[DESCRIPTION OF THE TASK]: Retype all of the data. Every line must match exactly.
--------------------------------
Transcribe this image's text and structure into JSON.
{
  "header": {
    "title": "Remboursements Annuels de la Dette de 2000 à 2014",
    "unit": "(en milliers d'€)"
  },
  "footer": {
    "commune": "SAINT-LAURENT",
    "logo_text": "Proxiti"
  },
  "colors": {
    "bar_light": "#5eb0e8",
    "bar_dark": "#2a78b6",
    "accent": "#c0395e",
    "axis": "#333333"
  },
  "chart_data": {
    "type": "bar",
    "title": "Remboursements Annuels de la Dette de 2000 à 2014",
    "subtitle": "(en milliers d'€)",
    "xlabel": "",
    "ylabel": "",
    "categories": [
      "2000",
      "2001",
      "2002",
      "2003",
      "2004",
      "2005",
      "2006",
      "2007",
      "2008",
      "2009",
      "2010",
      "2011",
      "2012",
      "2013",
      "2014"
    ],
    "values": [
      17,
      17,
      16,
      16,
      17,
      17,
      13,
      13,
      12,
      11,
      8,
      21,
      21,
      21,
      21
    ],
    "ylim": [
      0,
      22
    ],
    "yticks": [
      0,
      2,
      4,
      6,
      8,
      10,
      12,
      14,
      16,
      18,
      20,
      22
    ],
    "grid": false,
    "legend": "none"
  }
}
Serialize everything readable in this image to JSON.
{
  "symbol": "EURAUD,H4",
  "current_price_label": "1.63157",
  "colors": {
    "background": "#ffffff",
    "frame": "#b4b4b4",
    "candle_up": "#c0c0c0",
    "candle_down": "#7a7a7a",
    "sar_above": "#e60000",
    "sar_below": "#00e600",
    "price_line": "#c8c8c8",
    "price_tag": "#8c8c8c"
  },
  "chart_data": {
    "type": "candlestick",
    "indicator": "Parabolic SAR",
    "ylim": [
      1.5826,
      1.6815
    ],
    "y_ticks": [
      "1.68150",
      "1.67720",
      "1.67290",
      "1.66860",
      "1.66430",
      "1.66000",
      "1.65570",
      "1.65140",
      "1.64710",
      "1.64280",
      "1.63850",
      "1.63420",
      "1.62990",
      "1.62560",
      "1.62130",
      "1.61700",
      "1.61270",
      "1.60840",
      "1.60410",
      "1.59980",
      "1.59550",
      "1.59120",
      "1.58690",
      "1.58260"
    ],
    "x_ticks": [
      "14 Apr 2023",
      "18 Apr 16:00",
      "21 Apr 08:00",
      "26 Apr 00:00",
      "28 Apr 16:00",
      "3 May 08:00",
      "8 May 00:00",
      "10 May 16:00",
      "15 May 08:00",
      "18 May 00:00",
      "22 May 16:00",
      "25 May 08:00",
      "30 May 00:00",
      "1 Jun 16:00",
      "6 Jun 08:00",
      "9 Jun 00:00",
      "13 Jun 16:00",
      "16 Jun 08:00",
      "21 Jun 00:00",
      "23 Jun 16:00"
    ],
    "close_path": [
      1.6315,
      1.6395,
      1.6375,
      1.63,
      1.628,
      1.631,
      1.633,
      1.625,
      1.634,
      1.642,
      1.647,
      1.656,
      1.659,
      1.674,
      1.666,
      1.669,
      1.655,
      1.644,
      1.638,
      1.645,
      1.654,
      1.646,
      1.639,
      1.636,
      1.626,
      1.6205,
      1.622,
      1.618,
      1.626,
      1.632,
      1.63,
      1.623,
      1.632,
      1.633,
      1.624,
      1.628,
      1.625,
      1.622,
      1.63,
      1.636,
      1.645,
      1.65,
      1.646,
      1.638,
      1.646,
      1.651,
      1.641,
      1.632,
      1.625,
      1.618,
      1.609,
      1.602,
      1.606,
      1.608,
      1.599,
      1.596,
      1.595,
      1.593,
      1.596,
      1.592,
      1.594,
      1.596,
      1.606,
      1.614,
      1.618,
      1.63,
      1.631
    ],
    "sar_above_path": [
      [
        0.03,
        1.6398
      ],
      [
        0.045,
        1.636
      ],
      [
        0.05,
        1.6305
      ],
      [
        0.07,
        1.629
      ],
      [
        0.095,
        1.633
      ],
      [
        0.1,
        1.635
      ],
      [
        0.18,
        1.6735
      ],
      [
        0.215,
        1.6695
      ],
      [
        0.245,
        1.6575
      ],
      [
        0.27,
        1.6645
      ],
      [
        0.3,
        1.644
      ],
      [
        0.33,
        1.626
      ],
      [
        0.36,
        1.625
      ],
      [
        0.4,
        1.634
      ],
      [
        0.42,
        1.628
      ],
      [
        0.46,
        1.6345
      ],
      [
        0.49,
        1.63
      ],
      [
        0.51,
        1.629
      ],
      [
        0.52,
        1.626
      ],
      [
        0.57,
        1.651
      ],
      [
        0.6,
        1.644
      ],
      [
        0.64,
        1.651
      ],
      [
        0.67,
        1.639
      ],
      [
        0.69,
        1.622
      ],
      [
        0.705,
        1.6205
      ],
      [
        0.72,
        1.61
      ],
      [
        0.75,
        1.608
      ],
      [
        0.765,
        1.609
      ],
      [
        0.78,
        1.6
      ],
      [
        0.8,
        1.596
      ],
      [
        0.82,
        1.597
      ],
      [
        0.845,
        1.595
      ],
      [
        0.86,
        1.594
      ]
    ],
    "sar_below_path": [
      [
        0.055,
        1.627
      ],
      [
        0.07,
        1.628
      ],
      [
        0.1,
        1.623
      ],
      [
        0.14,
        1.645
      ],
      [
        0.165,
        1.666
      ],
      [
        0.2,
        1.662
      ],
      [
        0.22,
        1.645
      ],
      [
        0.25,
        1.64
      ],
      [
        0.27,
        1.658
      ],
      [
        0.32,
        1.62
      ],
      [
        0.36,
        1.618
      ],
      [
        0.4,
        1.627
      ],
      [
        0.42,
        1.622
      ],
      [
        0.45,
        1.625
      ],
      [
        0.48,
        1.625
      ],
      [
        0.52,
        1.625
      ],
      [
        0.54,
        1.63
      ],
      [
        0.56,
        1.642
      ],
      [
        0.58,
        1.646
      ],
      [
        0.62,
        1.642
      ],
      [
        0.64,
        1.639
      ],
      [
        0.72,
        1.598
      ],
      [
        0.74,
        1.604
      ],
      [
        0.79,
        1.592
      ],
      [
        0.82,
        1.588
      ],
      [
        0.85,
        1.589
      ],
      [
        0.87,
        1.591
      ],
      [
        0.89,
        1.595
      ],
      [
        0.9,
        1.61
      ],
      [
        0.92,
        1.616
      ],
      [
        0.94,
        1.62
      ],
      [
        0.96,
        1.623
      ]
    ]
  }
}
--------------------------------
[RESULT]:
Transcribe this image's text and structure into JSON.
{
  "header": {
    "title": "Remboursements Annuels de la Dette de 2000 à 2014",
    "unit": "(en milliers d'€)"
  },
  "footer": {
    "commune": "SAINT-LAURENT",
    "logo_text": "Proxiti"
  },
  "colors": {
    "bar_light": "#5eb0e8",
    "bar_dark": "#2a78b6",
    "accent": "#c0395e",
    "axis": "#333333"
  },
  "chart_data": {
    "type": "bar",
    "title": "Remboursements Annuels de la Dette de 2000 à 2014",
    "subtitle": "(en milliers d'€)",
    "xlabel": "",
    "ylabel": "",
    "categories": [
      "2000",
      "2001",
      "2002",
      "2003",
      "2004",
      "2005",
      "2006",
      "2007",
      "2008",
      "2009",
      "2010",
      "2011",
      "2012",
      "2013",
      "2014"
    ],
    "values": [
      17,
      17,
      16,
      16,
      17,
      17,
      13,
      13,
      12,
      11,
      8,
      21,
      21,
      21,
      21
    ],
    "ylim": [
      0,
      22
    ],
    "yticks": [
      0,
      2,
      4,
      6,
      8,
      10,
      12,
      14,
      16,
      18,
      20,
      22
    ],
    "grid": false,
    "legend": "none"
  }
}
Serialize everything readable in this image to JSON.
{
  "symbol": "EURAUD,H4",
  "current_price_label": "1.63157",
  "colors": {
    "background": "#ffffff",
    "frame": "#b4b4b4",
    "candle_up": "#c0c0c0",
    "candle_down": "#7a7a7a",
    "sar_above": "#e60000",
    "sar_below": "#00e600",
    "price_line": "#c8c8c8",
    "price_tag": "#8c8c8c"
  },
  "chart_data": {
    "type": "candlestick",
    "indicator": "Parabolic SAR",
    "ylim": [
      1.5826,
      1.6815
    ],
    "y_ticks": [
      "1.68150",
      "1.67720",
      "1.67290",
      "1.66860",
      "1.66430",
      "1.66000",
      "1.65570",
      "1.65140",
      "1.64710",
      "1.64280",
      "1.63850",
      "1.63420",
      "1.62990",
      "1.62560",
      "1.62130",
      "1.61700",
      "1.61270",
      "1.60840",
      "1.60410",
      "1.59980",
      "1.59550",
      "1.59120",
      "1.58690",
      "1.58260"
    ],
    "x_ticks": [
      "14 Apr 2023",
      "18 Apr 16:00",
      "21 Apr 08:00",
      "26 Apr 00:00",
      "28 Apr 16:00",
      "3 May 08:00",
      "8 May 00:00",
      "10 May 16:00",
      "15 May 08:00",
      "18 May 00:00",
      "22 May 16:00",
      "25 May 08:00",
      "30 May 00:00",
      "1 Jun 16:00",
      "6 Jun 08:00",
      "9 Jun 00:00",
      "13 Jun 16:00",
      "16 Jun 08:00",
      "21 Jun 00:00",
      "23 Jun 16:00"
    ],
    "close_path": [
      1.6315,
      1.6395,
      1.6375,
      1.63,
      1.628,
      1.631,
      1.633,
      1.625,
      1.634,
      1.642,
      1.647,
      1.656,
      1.659,
      1.674,
      1.666,
      1.669,
      1.655,
      1.644,
      1.638,
      1.645,
      1.654,
      1.646,
      1.639,
      1.636,
      1.626,
      1.6205,
      1.622,
      1.618,
      1.626,
      1.632,
      1.63,
      1.623,
      1.632,
      1.633,
      1.624,
      1.628,
      1.625,
      1.622,
      1.63,
      1.636,
      1.645,
      1.65,
      1.646,
      1.638,
      1.646,
      1.651,
      1.641,
      1.632,
      1.625,
      1.618,
      1.609,
      1.602,
      1.606,
      1.608,
      1.599,
      1.596,
      1.595,
      1.593,
      1.596,
      1.592,
      1.594,
      1.596,
      1.606,
      1.614,
      1.618,
      1.63,
      1.631
    ],
    "sar_above_path": [
      [
        0.03,
        1.6398
      ],
      [
        0.045,
        1.636
      ],
      [
        0.05,
        1.6305
      ],
      [
        0.07,
        1.629
      ],
      [
        0.095,
        1.633
      ],
      [
        0.1,
        1.635
      ],
      [
        0.18,
        1.6735
      ],
      [
        0.215,
        1.6695
      ],
      [
        0.245,
        1.6575
      ],
      [
        0.27,
        1.6645
      ],
      [
        0.3,
        1.644
      ],
      [
        0.33,
        1.626
      ],
      [
        0.36,
        1.625
      ],
      [
        0.4,
        1.634
      ],
      [
        0.42,
        1.628
      ],
      [
        0.46,
        1.6345
      ],
      [
        0.49,
        1.63
      ],
      [
        0.51,
        1.629
      ],
      [
        0.52,
        1.626
      ],
      [
        0.57,
        1.651
      ],
      [
        0.6,
        1.644
      ],
      [
        0.64,
        1.651
      ],
      [
        0.67,
        1.639
      ],
      [
        0.69,
        1.622
      ],
      [
        0.705,
        1.6205
      ],
      [
        0.72,
        1.61
      ],
      [
        0.75,
        1.608
      ],
      [
        0.765,
        1.609
      ],
      [
        0.78,
        1.6
      ],
      [
        0.8,
        1.596
      ],
      [
        0.82,
        1.597
      ],
      [
        0.845,
        1.595
      ],
      [
        0.86,
        1.594
      ]
    ],
    "sar_below_path": [
      [
        0.055,
        1.627
      ],
      [
        0.07,
        1.628
      ],
      [
        0.1,
        1.623
      ],
      [
        0.14,
        1.645
      ],
      [
        0.165,
        1.666
      ],
      [
        0.2,
        1.662
      ],
      [
        0.22,
        1.645
      ],
      [
        0.25,
        1.64
      ],
      [
        0.27,
        1.658
      ],
      [
        0.32,
        1.62
      ],
      [
        0.36,
        1.618
      ],
      [
        0.4,
        1.627
      ],
      [
        0.42,
        1.622
      ],
      [
        0.45,
        1.625
      ],
      [
        0.48,
        1.625
      ],
      [
        0.52,
        1.625
      ],
      [
        0.54,
        1.63
      ],
      [
        0.56,
        1.642
      ],
      [
        0.58,
        1.646
      ],
      [
        0.62,
        1.642
      ],
      [
        0.64,
        1.639
      ],
      [
        0.72,
        1.598
      ],
      [
        0.74,
        1.604
      ],
      [
        0.79,
        1.592
      ],
      [
        0.82,
        1.588
      ],
      [
        0.85,
        1.589
      ],
      [
        0.87,
        1.591
      ],
      [
        0.89,
        1.595
      ],
      [
        0.9,
        1.61
      ],
      [
        0.92,
        1.616
      ],
      [
        0.94,
        1.62
      ],
      [
        0.96,
        1.623
      ]
    ]
  }
}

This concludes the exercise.